(DATASET RECORDS):
■ ■ ■ ■

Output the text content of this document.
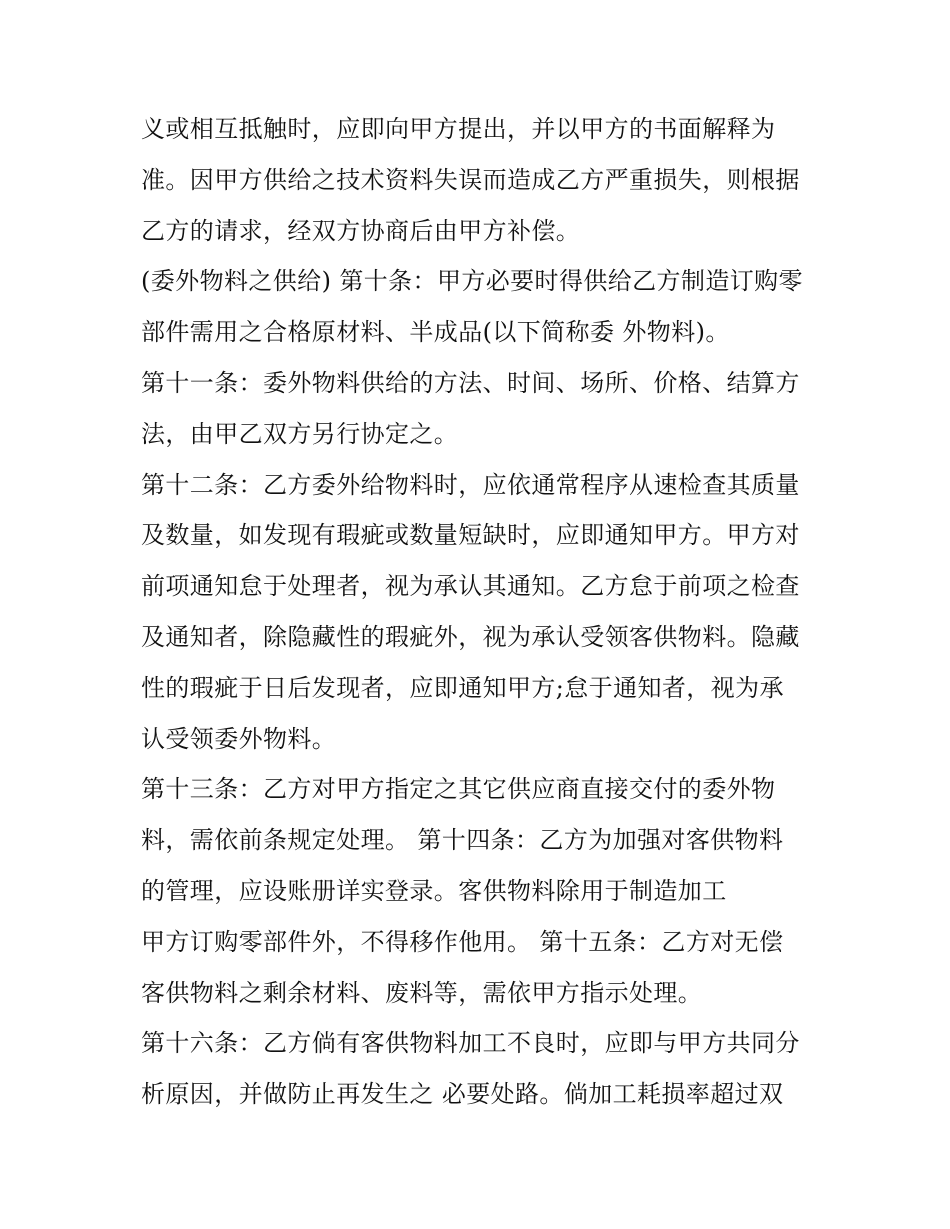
义或相互抵触时，应即向甲方提出，并以甲方的书面解释为
准。因甲方供给之技术资料失误而造成乙方严重损失，则根据
乙方的请求，经双方协商后由甲方补偿。
(委外物料之供给) 第十条：甲方必要时得供给乙方制造订购零
部件需用之合格原材料、半成品(以下简称委 外物料)。
第十一条：委外物料供给的方法、时间、场所、价格、结算方
法，由甲乙双方另行协定之。
第十二条：乙方委外给物料时，应依通常程序从速检查其质量
及数量，如发现有瑕疵或数量短缺时，应即通知甲方。甲方对
前项通知怠于处理者，视为承认其通知。乙方怠于前项之检查
及通知者，除隐藏性的瑕疵外，视为承认受领客供物料。隐藏
性的瑕疵于日后发现者，应即通知甲方;怠于通知者，视为承
认受领委外物料。
第十三条：乙方对甲方指定之其它供应商直接交付的委外物
料，需依前条规定处理。 第十四条：乙方为加强对客供物料
的管理，应设账册详实登录。客供物料除用于制造加工
甲方订购零部件外，不得移作他用。 第十五条：乙方对无偿
客供物料之剩余材料、废料等，需依甲方指示处理。
第十六条：乙方倘有客供物料加工不良时，应即与甲方共同分
析原因，并做防止再发生之 必要处路。倘加工耗损率超过双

■ ■ ■ ■

(WHAT NEEDS TO BE DONE):
Leave out all pictures, then copy the remaining material exactly.

(RIGHT ANSWER):
Output the text content of this document.
义或相互抵触时，应即向甲方提出，并以甲方的书面解释为
准。因甲方供给之技术资料失误而造成乙方严重损失，则根据
乙方的请求，经双方协商后由甲方补偿。
(委外物料之供给) 第十条：甲方必要时得供给乙方制造订购零
部件需用之合格原材料、半成品(以下简称委 外物料)。
第十一条：委外物料供给的方法、时间、场所、价格、结算方
法，由甲乙双方另行协定之。
第十二条：乙方委外给物料时，应依通常程序从速检查其质量
及数量，如发现有瑕疵或数量短缺时，应即通知甲方。甲方对
前项通知怠于处理者，视为承认其通知。乙方怠于前项之检查
及通知者，除隐藏性的瑕疵外，视为承认受领客供物料。隐藏
性的瑕疵于日后发现者，应即通知甲方;怠于通知者，视为承
认受领委外物料。
第十三条：乙方对甲方指定之其它供应商直接交付的委外物
料，需依前条规定处理。 第十四条：乙方为加强对客供物料
的管理，应设账册详实登录。客供物料除用于制造加工
甲方订购零部件外，不得移作他用。 第十五条：乙方对无偿
客供物料之剩余材料、废料等，需依甲方指示处理。
第十六条：乙方倘有客供物料加工不良时，应即与甲方共同分
析原因，并做防止再发生之 必要处路。倘加工耗损率超过双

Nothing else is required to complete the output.